[START OF PROVIDED MATERIAL]
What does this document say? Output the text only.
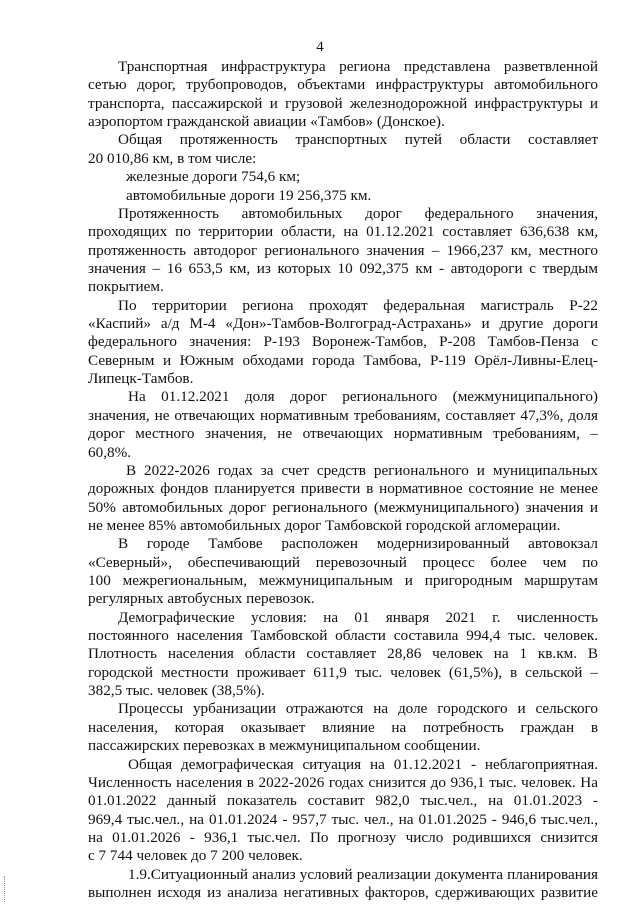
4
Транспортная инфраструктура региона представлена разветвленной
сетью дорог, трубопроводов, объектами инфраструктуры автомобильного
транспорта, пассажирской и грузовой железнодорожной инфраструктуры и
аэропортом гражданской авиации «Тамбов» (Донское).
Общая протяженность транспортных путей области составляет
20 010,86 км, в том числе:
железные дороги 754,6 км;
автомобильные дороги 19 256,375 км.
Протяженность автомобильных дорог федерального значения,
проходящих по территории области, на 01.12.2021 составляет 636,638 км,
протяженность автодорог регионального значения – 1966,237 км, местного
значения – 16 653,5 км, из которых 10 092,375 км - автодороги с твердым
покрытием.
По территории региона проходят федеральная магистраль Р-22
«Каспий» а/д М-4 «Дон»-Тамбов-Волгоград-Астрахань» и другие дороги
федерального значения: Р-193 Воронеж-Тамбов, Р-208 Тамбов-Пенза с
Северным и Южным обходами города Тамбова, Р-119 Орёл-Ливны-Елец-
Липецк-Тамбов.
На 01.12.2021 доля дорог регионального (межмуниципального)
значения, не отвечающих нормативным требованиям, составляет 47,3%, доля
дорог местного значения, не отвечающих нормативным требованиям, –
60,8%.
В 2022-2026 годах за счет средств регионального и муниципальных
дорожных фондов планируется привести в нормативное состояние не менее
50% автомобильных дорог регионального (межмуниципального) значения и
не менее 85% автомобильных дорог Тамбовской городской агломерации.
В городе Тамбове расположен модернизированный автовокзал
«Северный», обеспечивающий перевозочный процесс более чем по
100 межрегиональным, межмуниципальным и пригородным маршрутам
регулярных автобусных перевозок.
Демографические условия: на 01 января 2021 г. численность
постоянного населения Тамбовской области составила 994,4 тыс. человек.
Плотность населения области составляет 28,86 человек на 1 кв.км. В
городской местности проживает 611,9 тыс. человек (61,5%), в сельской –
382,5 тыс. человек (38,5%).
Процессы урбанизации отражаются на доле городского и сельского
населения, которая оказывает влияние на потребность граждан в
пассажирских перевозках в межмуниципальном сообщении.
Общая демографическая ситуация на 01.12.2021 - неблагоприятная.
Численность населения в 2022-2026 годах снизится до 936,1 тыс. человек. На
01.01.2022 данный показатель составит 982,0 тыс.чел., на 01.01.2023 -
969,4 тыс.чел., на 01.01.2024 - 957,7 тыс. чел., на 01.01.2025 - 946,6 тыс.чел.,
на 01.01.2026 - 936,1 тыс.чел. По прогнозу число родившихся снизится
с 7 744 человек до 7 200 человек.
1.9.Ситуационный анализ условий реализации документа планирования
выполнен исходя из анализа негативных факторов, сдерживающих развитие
[END OF PROVIDED MATERIAL]
## WHAT NEEDS TO BE DONE
The records above need to be restated word for word, with the pictures left out.

## REPLY TO THE EXERCISE
What does this document say? Output the text only.
4
Транспортная инфраструктура региона представлена разветвленной
сетью дорог, трубопроводов, объектами инфраструктуры автомобильного
транспорта, пассажирской и грузовой железнодорожной инфраструктуры и
аэропортом гражданской авиации «Тамбов» (Донское).
Общая протяженность транспортных путей области составляет
20 010,86 км, в том числе:
железные дороги 754,6 км;
автомобильные дороги 19 256,375 км.
Протяженность автомобильных дорог федерального значения,
проходящих по территории области, на 01.12.2021 составляет 636,638 км,
протяженность автодорог регионального значения – 1966,237 км, местного
значения – 16 653,5 км, из которых 10 092,375 км - автодороги с твердым
покрытием.
По территории региона проходят федеральная магистраль Р-22
«Каспий» а/д М-4 «Дон»-Тамбов-Волгоград-Астрахань» и другие дороги
федерального значения: Р-193 Воронеж-Тамбов, Р-208 Тамбов-Пенза с
Северным и Южным обходами города Тамбова, Р-119 Орёл-Ливны-Елец-
Липецк-Тамбов.
На 01.12.2021 доля дорог регионального (межмуниципального)
значения, не отвечающих нормативным требованиям, составляет 47,3%, доля
дорог местного значения, не отвечающих нормативным требованиям, –
60,8%.
В 2022-2026 годах за счет средств регионального и муниципальных
дорожных фондов планируется привести в нормативное состояние не менее
50% автомобильных дорог регионального (межмуниципального) значения и
не менее 85% автомобильных дорог Тамбовской городской агломерации.
В городе Тамбове расположен модернизированный автовокзал
«Северный», обеспечивающий перевозочный процесс более чем по
100 межрегиональным, межмуниципальным и пригородным маршрутам
регулярных автобусных перевозок.
Демографические условия: на 01 января 2021 г. численность
постоянного населения Тамбовской области составила 994,4 тыс. человек.
Плотность населения области составляет 28,86 человек на 1 кв.км. В
городской местности проживает 611,9 тыс. человек (61,5%), в сельской –
382,5 тыс. человек (38,5%).
Процессы урбанизации отражаются на доле городского и сельского
населения, которая оказывает влияние на потребность граждан в
пассажирских перевозках в межмуниципальном сообщении.
Общая демографическая ситуация на 01.12.2021 - неблагоприятная.
Численность населения в 2022-2026 годах снизится до 936,1 тыс. человек. На
01.01.2022 данный показатель составит 982,0 тыс.чел., на 01.01.2023 -
969,4 тыс.чел., на 01.01.2024 - 957,7 тыс. чел., на 01.01.2025 - 946,6 тыс.чел.,
на 01.01.2026 - 936,1 тыс.чел. По прогнозу число родившихся снизится
с 7 744 человек до 7 200 человек.
1.9.Ситуационный анализ условий реализации документа планирования
выполнен исходя из анализа негативных факторов, сдерживающих развитие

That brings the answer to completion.